PROBLEM TO SOLVE:
No images are to be carried over; print all other material exactly as it stands.

Start of DATA FOR PROCESSING

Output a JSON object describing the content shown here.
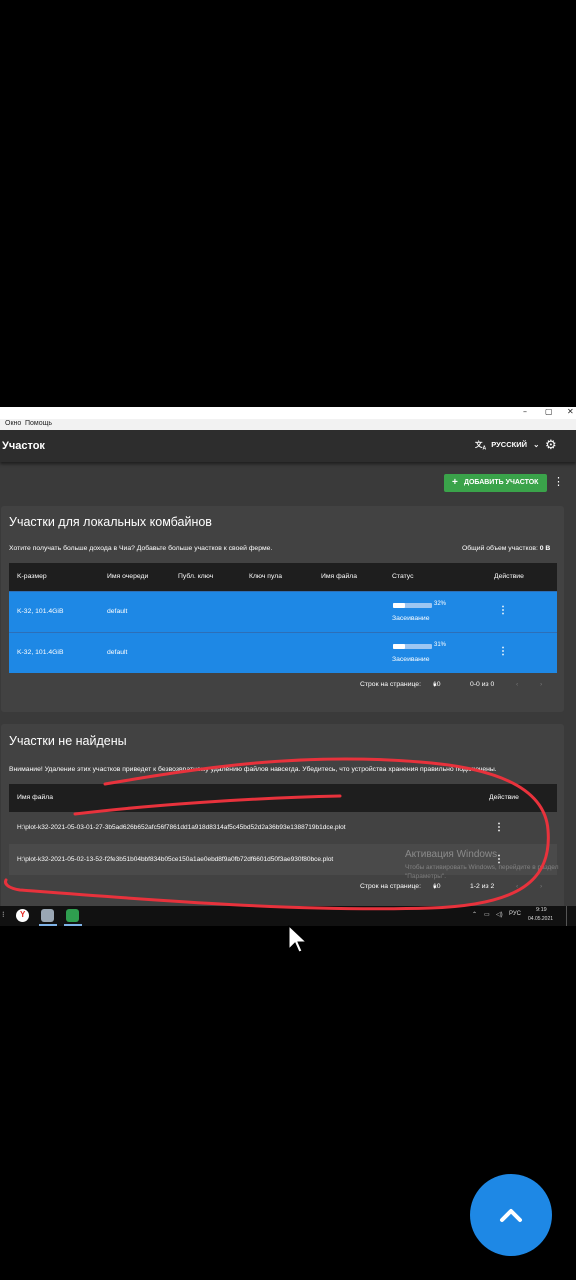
{
  "window": {
    "controls": [
      "–",
      "▢",
      "✕"
    ],
    "menu": [
      "Окно",
      "Помощь"
    ]
  },
  "appbar": {
    "title": "Участок",
    "language": "РУССКИЙ",
    "language_icon": "translate-icon",
    "settings_icon": "gear-icon"
  },
  "toolbar": {
    "add_plot_label": "ДОБАВИТЬ УЧАСТОК"
  },
  "local_plots": {
    "title": "Участки для локальных комбайнов",
    "info_text": "Хотите получать больше дохода в Чиа? Добавьте больше участков к своей ферме.",
    "total_size_label": "Общий объем участков:",
    "total_size_value": "0 B",
    "columns": [
      "K-размер",
      "Имя очереди",
      "Публ. ключ",
      "Ключ пула",
      "Имя файла",
      "Статус",
      "Действие"
    ],
    "rows": [
      {
        "k_size": "K-32, 101.4GiB",
        "queue": "default",
        "progress_text": "32%",
        "progress": 0.32,
        "status": "Засеивание"
      },
      {
        "k_size": "K-32, 101.4GiB",
        "queue": "default",
        "progress_text": "31%",
        "progress": 0.31,
        "status": "Засеивание"
      }
    ],
    "pager": {
      "rows_per_page_label": "Строк на странице:",
      "rows_per_page": "10",
      "range": "0-0 из 0"
    }
  },
  "not_found": {
    "title": "Участки не найдены",
    "warning": "Внимание! Удаление этих участков приведет к безвозвратному удалению файлов навсегда. Убедитесь, что устройства хранения правильно подключены.",
    "columns": [
      "Имя файла",
      "Действие"
    ],
    "rows": [
      {
        "filename": "H:\\plot-k32-2021-05-03-01-27-3b5ad626b652afc56f7861dd1a918d8314af5c45bd52d2a36b93e1388719b1dce.plot"
      },
      {
        "filename": "H:\\plot-k32-2021-05-02-13-52-f2fe3b51b04bbf834b05ce150a1ae0ebd8f9a0fb72df6601d50f3ae930f80bce.plot"
      }
    ],
    "pager": {
      "rows_per_page_label": "Строк на странице:",
      "rows_per_page": "10",
      "range": "1-2 из 2"
    }
  },
  "watermark": {
    "title": "Активация Windows",
    "text": "Чтобы активировать Windows, перейдите в раздел \"Параметры\"."
  },
  "taskbar": {
    "language": "РУС",
    "time": "9:19",
    "date": "04.05.2021"
  },
  "colors": {
    "accent_blue": "#1e88e5",
    "add_green": "#3aa34a",
    "annotation_red": "#e8323c"
  }
}
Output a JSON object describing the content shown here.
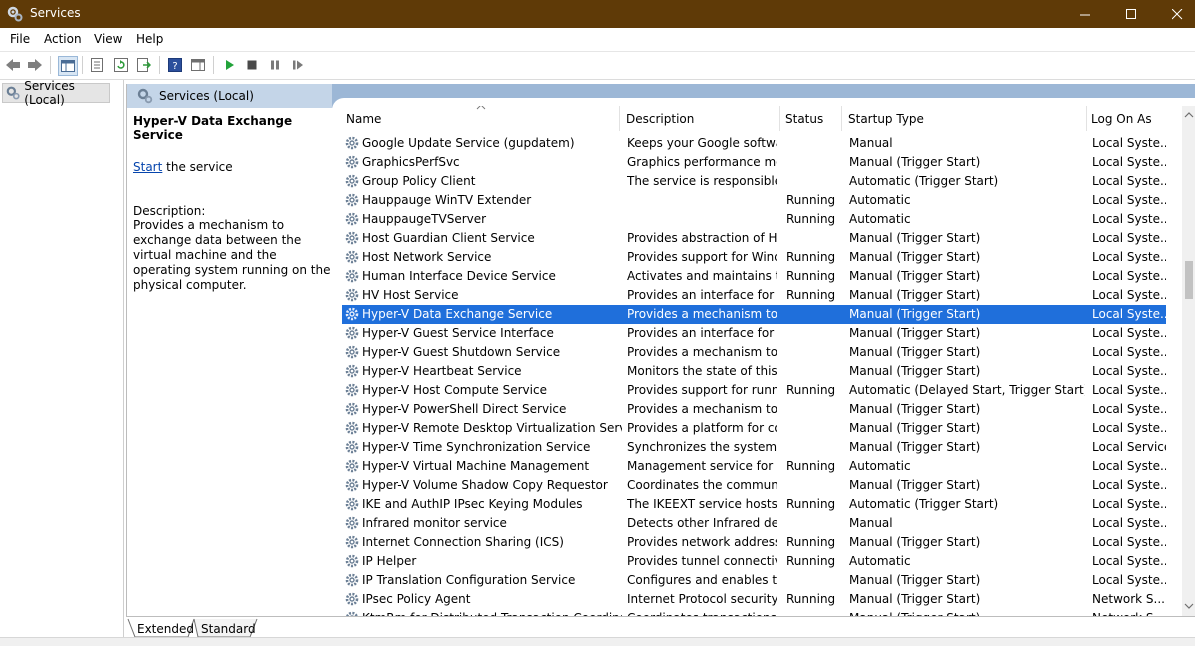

End of DATA FOR PROCESSING

CORRECT ANSWER:
Output a JSON object describing the content shown here.
{
  "window": {
    "controls": [
      "–",
      "▢",
      "✕"
    ],
    "menu": [
      "Окно",
      "Помощь"
    ]
  },
  "appbar": {
    "title": "Участок",
    "language": "РУССКИЙ",
    "language_icon": "translate-icon",
    "settings_icon": "gear-icon"
  },
  "toolbar": {
    "add_plot_label": "ДОБАВИТЬ УЧАСТОК"
  },
  "local_plots": {
    "title": "Участки для локальных комбайнов",
    "info_text": "Хотите получать больше дохода в Чиа? Добавьте больше участков к своей ферме.",
    "total_size_label": "Общий объем участков:",
    "total_size_value": "0 B",
    "columns": [
      "K-размер",
      "Имя очереди",
      "Публ. ключ",
      "Ключ пула",
      "Имя файла",
      "Статус",
      "Действие"
    ],
    "rows": [
      {
        "k_size": "K-32, 101.4GiB",
        "queue": "default",
        "progress_text": "32%",
        "progress": 0.32,
        "status": "Засеивание"
      },
      {
        "k_size": "K-32, 101.4GiB",
        "queue": "default",
        "progress_text": "31%",
        "progress": 0.31,
        "status": "Засеивание"
      }
    ],
    "pager": {
      "rows_per_page_label": "Строк на странице:",
      "rows_per_page": "10",
      "range": "0-0 из 0"
    }
  },
  "not_found": {
    "title": "Участки не найдены",
    "warning": "Внимание! Удаление этих участков приведет к безвозвратному удалению файлов навсегда. Убедитесь, что устройства хранения правильно подключены.",
    "columns": [
      "Имя файла",
      "Действие"
    ],
    "rows": [
      {
        "filename": "H:\\plot-k32-2021-05-03-01-27-3b5ad626b652afc56f7861dd1a918d8314af5c45bd52d2a36b93e1388719b1dce.plot"
      },
      {
        "filename": "H:\\plot-k32-2021-05-02-13-52-f2fe3b51b04bbf834b05ce150a1ae0ebd8f9a0fb72df6601d50f3ae930f80bce.plot"
      }
    ],
    "pager": {
      "rows_per_page_label": "Строк на странице:",
      "rows_per_page": "10",
      "range": "1-2 из 2"
    }
  },
  "watermark": {
    "title": "Активация Windows",
    "text": "Чтобы активировать Windows, перейдите в раздел \"Параметры\"."
  },
  "taskbar": {
    "language": "РУС",
    "time": "9:19",
    "date": "04.05.2021"
  },
  "colors": {
    "accent_blue": "#1e88e5",
    "add_green": "#3aa34a",
    "annotation_red": "#e8323c"
  }
}
Output a JSON object describing the content shown here.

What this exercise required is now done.